■ Extrait du texte:
Le politique oublie totalement, dans le cas de l’A69, la dimension matérielle de ce qui nous attend avec le changement climatique. On raisonne sur le présent, sans se projeter sur les conditions d’habitabilité de 2050. En Occitanie, les pics de chaleur vont monter à 50 °C. Je rappelle que, cet été, on a eu 46 °C à Séville et qu’il a fait 48 °C à Blida en Algérie. Ce que les partisans de l’autoroute nous proposent, c’est un four géant sur 55 km. Les jours où il va faire 50 °C, on va avoir une nappe de bitume non ombragée, sur laquelle on aura des températures locales à 70 °C ! Notre projet permet au contraire d’affronter ces températures. Nous proposons de replanter à vaste échelle le bocage tarnais, de telle sorte que nous puissions minimiser les vagues de chaleur et ralentir le cycle de l’eau. Aujourd’hui c’est déjà une problématique très importante. Il y a des arrêtés dans le Tarn et la Haute-Garonne, parce que la sécheresse est encore là en octobre. On peut mener des politiques d’acclimatation. C’est un mot que je préfère à l’adaptation. L’adaptation dans le modèle actuel, c’est installer la clim. L’acclimatation, c’est prendre en considération le dérèglement climatique et trouver des moyens avec le vivant d’atténuer ces impacts.

■ Extrait de données:
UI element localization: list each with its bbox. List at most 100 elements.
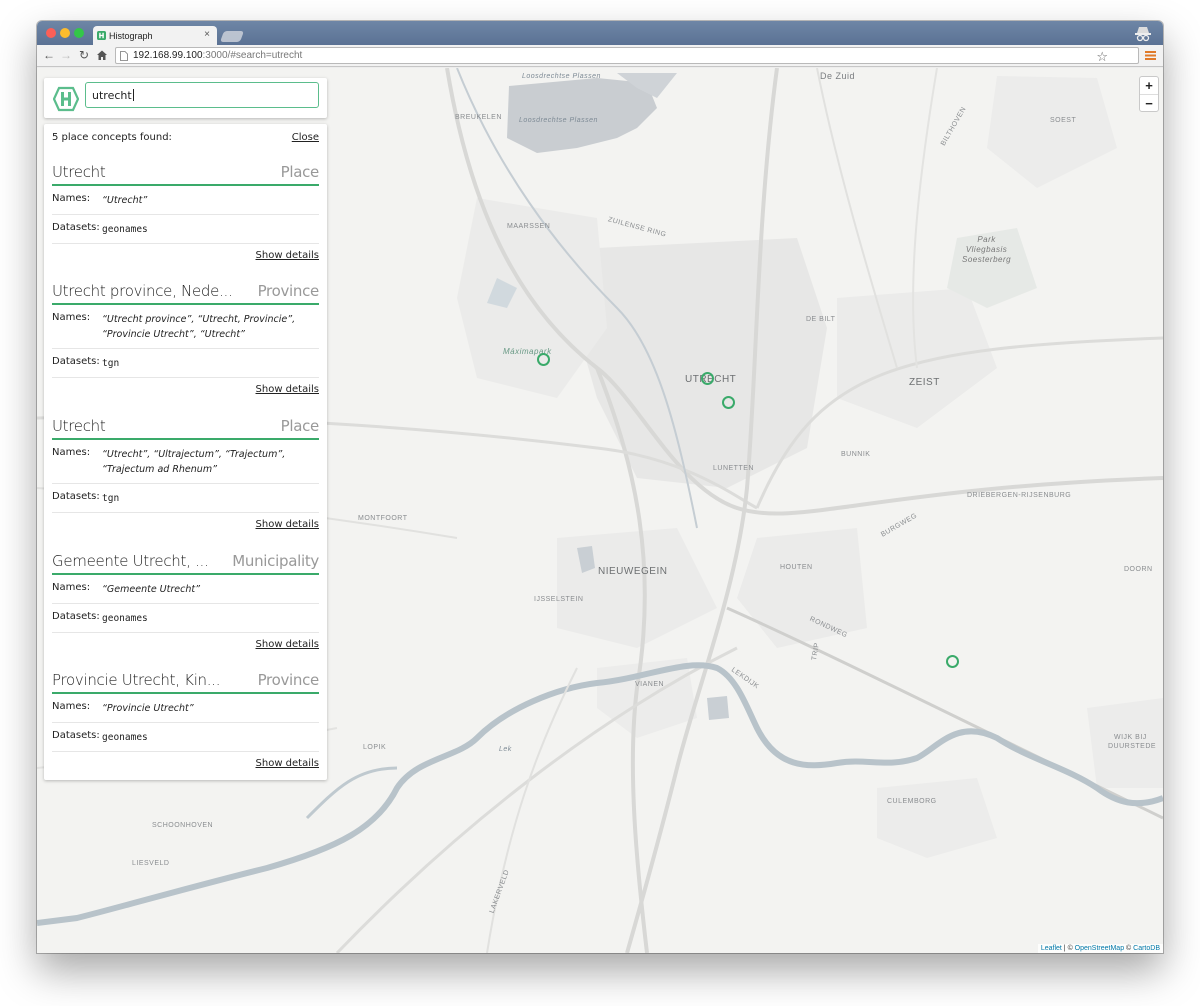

■ Consigne:
D'après l'extrait du texte sur l'autoroute A69, quelle température a-t-on relevée cet été à Blida, en Algérie ?

■ Corrigé:
Il a fait 48 °C à Blida.